Data rows:
----

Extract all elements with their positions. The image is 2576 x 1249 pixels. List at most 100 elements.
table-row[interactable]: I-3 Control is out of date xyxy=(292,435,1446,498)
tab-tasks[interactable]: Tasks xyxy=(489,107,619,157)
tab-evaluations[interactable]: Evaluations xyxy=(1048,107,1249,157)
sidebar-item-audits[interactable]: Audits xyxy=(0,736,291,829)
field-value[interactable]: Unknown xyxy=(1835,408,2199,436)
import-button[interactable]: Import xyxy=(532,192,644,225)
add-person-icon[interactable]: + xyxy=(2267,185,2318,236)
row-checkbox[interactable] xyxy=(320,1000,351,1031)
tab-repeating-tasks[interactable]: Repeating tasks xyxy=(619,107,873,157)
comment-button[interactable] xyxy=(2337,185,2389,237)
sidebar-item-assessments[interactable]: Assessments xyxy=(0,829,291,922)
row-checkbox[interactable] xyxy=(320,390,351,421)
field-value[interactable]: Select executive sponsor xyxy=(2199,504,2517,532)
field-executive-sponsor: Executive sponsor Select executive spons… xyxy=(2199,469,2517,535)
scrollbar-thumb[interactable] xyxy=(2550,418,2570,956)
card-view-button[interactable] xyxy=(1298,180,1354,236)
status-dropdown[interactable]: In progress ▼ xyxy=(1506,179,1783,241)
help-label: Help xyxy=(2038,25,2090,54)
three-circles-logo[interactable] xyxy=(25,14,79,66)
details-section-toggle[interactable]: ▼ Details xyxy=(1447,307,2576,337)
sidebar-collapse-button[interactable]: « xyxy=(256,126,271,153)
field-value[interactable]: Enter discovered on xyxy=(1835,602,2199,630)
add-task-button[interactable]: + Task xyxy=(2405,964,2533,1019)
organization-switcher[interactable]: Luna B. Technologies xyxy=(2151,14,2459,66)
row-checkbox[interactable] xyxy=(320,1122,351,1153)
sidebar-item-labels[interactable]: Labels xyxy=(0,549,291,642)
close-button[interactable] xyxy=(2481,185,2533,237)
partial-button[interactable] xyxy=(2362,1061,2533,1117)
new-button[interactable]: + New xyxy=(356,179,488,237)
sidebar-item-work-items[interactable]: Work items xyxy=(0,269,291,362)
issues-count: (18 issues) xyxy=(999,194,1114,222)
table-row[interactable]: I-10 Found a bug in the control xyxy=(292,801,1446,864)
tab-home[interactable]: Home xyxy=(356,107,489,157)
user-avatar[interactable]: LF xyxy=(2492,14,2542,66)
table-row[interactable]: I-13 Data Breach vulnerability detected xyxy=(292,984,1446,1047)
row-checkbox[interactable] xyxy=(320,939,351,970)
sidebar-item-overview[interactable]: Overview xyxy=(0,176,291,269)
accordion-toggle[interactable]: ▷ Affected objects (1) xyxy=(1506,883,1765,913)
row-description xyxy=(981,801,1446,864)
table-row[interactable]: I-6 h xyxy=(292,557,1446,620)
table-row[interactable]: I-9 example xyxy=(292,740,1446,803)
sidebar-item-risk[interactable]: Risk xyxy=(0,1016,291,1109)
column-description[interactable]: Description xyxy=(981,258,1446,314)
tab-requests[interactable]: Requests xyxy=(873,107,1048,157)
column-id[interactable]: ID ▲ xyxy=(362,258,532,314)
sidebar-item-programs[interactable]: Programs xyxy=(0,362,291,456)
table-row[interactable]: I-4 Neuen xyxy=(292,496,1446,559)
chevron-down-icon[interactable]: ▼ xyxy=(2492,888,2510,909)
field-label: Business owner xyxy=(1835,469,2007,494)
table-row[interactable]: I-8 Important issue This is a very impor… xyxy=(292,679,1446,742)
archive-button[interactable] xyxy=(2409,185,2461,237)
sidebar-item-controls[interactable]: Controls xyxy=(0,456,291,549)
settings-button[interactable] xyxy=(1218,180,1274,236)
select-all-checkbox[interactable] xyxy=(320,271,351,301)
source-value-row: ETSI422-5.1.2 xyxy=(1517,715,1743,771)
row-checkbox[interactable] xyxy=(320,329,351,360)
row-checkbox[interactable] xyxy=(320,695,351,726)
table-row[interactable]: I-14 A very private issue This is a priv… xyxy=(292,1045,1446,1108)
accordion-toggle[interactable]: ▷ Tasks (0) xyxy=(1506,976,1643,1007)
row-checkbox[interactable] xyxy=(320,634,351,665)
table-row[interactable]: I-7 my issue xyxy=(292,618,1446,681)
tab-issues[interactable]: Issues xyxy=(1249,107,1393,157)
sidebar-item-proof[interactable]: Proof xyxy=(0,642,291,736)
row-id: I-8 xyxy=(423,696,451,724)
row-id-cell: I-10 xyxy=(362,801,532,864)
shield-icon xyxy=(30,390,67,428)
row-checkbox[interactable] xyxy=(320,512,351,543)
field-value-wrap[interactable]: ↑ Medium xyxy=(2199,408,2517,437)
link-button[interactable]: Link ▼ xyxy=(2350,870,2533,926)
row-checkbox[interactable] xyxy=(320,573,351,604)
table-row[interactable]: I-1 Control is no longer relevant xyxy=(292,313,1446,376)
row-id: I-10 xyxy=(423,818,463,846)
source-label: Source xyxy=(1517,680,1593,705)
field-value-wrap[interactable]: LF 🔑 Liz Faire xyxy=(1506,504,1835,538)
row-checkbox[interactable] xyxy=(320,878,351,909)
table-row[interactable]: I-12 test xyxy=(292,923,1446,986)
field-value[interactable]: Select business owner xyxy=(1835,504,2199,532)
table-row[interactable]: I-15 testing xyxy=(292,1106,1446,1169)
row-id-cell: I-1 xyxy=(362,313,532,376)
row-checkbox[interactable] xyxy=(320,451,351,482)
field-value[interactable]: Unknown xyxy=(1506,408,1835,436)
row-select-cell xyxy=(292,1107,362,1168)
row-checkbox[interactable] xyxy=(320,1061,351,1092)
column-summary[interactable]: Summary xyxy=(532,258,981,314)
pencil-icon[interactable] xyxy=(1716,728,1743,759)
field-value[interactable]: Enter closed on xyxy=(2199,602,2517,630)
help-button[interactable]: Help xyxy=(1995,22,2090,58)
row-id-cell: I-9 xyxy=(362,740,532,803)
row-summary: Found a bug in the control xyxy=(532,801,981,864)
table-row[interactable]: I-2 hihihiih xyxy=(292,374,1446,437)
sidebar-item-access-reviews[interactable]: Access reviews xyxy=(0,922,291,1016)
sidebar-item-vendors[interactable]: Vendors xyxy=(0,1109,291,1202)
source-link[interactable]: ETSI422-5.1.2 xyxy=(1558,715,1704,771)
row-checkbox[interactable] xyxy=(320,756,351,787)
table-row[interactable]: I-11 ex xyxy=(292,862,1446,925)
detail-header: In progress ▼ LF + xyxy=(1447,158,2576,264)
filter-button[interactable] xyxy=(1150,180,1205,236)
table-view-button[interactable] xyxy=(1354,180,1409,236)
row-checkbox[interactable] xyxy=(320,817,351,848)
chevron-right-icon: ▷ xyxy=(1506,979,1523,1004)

----

_Set exercise_
Reproduce the rows from the first one through the line containing "row-checkbox[interactable] xyxy=(320,939,351,970)", with both ends included.

_Solved problem_
Extract all elements with their positions. The image is 2576 x 1249 pixels. List at most 100 elements.
table-row[interactable]: I-3 Control is out of date xyxy=(292,435,1446,498)
tab-tasks[interactable]: Tasks xyxy=(489,107,619,157)
tab-evaluations[interactable]: Evaluations xyxy=(1048,107,1249,157)
sidebar-item-audits[interactable]: Audits xyxy=(0,736,291,829)
field-value[interactable]: Unknown xyxy=(1835,408,2199,436)
import-button[interactable]: Import xyxy=(532,192,644,225)
add-person-icon[interactable]: + xyxy=(2267,185,2318,236)
row-checkbox[interactable] xyxy=(320,1000,351,1031)
tab-repeating-tasks[interactable]: Repeating tasks xyxy=(619,107,873,157)
comment-button[interactable] xyxy=(2337,185,2389,237)
sidebar-item-assessments[interactable]: Assessments xyxy=(0,829,291,922)
row-checkbox[interactable] xyxy=(320,390,351,421)
field-value[interactable]: Select executive sponsor xyxy=(2199,504,2517,532)
field-executive-sponsor: Executive sponsor Select executive spons… xyxy=(2199,469,2517,535)
scrollbar-thumb[interactable] xyxy=(2550,418,2570,956)
card-view-button[interactable] xyxy=(1298,180,1354,236)
status-dropdown[interactable]: In progress ▼ xyxy=(1506,179,1783,241)
help-label: Help xyxy=(2038,25,2090,54)
three-circles-logo[interactable] xyxy=(25,14,79,66)
details-section-toggle[interactable]: ▼ Details xyxy=(1447,307,2576,337)
sidebar-collapse-button[interactable]: « xyxy=(256,126,271,153)
field-value[interactable]: Enter discovered on xyxy=(1835,602,2199,630)
add-task-button[interactable]: + Task xyxy=(2405,964,2533,1019)
organization-switcher[interactable]: Luna B. Technologies xyxy=(2151,14,2459,66)
row-checkbox[interactable] xyxy=(320,1122,351,1153)
sidebar-item-labels[interactable]: Labels xyxy=(0,549,291,642)
close-button[interactable] xyxy=(2481,185,2533,237)
partial-button[interactable] xyxy=(2362,1061,2533,1117)
new-button[interactable]: + New xyxy=(356,179,488,237)
sidebar-item-work-items[interactable]: Work items xyxy=(0,269,291,362)
issues-count: (18 issues) xyxy=(999,194,1114,222)
table-row[interactable]: I-10 Found a bug in the control xyxy=(292,801,1446,864)
tab-home[interactable]: Home xyxy=(356,107,489,157)
user-avatar[interactable]: LF xyxy=(2492,14,2542,66)
table-row[interactable]: I-13 Data Breach vulnerability detected xyxy=(292,984,1446,1047)
row-checkbox[interactable] xyxy=(320,939,351,970)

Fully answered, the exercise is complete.